> [WRITTEN INSTRUCTION] Every line that holds the string "title" is to be identified and copied.

> [Figure content listings]
************
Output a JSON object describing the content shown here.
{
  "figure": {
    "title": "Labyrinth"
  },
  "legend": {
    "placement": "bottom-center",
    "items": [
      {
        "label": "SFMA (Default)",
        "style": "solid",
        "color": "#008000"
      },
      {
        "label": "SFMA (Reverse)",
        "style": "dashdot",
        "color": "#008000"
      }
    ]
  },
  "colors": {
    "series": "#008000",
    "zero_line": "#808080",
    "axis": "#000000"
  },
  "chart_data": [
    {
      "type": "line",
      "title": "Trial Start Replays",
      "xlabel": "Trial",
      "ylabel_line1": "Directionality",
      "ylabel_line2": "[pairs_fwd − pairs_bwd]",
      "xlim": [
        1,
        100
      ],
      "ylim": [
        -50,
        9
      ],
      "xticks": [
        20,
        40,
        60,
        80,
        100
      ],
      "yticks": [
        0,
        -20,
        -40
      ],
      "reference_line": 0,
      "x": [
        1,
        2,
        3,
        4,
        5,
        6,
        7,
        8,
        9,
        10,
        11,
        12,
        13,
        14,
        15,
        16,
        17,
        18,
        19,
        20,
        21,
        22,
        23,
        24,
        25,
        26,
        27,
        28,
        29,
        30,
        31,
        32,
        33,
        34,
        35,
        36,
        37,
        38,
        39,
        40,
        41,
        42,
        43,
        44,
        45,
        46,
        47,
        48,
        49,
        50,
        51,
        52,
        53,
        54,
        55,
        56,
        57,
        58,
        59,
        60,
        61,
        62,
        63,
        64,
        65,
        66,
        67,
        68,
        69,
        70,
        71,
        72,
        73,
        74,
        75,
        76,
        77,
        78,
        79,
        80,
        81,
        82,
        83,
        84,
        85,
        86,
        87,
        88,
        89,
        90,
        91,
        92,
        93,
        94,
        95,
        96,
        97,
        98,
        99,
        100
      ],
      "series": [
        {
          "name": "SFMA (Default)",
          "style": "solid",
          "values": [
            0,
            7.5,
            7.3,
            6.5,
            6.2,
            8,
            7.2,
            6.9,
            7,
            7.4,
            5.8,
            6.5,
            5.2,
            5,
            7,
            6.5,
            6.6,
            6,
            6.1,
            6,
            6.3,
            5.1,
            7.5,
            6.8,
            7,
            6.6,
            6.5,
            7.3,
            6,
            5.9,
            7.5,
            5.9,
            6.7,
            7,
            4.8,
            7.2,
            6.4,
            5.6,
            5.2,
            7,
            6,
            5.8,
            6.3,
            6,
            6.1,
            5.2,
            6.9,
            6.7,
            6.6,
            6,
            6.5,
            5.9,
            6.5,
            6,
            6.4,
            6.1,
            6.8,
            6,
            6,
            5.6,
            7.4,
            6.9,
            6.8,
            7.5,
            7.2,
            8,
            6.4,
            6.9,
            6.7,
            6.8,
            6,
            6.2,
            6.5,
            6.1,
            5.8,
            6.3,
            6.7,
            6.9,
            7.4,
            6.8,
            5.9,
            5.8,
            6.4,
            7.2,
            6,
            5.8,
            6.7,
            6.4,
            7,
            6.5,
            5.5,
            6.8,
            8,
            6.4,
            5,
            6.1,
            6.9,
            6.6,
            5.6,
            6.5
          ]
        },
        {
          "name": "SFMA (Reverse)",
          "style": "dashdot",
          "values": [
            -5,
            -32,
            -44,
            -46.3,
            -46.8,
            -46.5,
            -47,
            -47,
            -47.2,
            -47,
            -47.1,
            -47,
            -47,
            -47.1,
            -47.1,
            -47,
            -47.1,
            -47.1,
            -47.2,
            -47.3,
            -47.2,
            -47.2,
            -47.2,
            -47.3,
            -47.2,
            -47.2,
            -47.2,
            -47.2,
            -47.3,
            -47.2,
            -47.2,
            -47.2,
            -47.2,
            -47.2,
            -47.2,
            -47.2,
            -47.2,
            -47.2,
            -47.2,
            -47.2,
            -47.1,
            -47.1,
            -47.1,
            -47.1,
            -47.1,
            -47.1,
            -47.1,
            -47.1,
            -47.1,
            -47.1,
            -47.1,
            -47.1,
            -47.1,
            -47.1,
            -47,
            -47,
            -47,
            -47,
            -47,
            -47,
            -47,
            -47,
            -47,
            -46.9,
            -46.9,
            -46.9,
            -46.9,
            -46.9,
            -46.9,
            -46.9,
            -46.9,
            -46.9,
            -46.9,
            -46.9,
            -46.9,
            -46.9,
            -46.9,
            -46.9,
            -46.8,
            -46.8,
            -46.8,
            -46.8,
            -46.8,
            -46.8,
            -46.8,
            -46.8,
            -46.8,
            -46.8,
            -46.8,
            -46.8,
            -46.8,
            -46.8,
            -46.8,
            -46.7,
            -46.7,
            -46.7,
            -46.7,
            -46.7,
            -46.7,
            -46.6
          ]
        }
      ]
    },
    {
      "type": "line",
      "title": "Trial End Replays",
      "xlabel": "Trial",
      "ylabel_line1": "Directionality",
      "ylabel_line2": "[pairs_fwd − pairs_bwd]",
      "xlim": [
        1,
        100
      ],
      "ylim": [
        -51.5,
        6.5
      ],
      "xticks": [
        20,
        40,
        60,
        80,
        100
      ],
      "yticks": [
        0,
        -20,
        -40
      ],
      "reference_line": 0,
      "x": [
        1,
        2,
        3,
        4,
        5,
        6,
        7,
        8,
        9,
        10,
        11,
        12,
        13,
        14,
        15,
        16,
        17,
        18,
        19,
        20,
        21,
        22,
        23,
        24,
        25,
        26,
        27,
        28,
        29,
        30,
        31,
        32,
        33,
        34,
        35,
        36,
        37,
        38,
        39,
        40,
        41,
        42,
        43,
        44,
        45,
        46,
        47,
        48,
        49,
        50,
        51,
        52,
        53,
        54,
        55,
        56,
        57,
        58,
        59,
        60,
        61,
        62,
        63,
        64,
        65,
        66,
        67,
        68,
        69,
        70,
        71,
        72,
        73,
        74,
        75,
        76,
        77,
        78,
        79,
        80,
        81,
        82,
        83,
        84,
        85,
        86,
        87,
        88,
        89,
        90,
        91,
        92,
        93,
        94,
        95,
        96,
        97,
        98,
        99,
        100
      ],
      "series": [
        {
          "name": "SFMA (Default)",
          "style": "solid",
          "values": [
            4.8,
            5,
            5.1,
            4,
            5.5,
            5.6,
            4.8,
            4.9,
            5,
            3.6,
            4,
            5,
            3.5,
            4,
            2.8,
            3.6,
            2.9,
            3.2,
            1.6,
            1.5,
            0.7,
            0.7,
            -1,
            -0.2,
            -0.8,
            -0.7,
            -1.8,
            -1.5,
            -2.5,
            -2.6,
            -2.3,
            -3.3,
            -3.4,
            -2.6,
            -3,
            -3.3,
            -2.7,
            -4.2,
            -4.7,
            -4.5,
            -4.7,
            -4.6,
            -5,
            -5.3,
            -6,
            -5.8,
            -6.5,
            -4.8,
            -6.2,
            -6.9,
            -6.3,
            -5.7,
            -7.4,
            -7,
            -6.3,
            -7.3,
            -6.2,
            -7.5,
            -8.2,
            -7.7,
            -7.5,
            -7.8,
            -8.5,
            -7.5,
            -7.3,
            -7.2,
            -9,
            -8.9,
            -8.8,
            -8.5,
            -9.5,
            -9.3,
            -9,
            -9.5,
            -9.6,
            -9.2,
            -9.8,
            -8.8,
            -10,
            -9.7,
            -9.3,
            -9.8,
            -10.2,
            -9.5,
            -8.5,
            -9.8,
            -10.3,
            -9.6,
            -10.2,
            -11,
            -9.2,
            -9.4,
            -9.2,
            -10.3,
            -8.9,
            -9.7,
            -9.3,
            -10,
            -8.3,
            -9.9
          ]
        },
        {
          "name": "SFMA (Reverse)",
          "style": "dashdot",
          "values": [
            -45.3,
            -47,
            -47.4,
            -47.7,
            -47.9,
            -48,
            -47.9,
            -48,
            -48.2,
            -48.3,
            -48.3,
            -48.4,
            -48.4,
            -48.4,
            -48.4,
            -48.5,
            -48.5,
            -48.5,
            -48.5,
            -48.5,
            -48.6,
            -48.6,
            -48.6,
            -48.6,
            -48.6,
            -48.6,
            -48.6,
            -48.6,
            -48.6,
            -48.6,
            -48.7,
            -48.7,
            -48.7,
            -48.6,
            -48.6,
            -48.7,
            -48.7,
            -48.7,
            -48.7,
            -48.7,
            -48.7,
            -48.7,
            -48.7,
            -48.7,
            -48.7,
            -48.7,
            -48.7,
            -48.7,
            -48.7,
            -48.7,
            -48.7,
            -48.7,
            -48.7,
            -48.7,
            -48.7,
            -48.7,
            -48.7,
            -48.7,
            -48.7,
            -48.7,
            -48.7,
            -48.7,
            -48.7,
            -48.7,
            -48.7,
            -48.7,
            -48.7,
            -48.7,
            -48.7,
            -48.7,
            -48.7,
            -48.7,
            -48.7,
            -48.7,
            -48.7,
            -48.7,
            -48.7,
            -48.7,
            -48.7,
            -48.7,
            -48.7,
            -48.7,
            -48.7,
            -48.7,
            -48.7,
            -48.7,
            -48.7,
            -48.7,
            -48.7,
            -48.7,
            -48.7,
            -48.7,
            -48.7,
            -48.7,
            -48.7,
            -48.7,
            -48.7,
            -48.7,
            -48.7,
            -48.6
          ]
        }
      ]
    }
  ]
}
************
> [COMPLETED TASK]
    "title": "Labyrinth"
      "title": "Trial Start Replays",
      "title": "Trial End Replays",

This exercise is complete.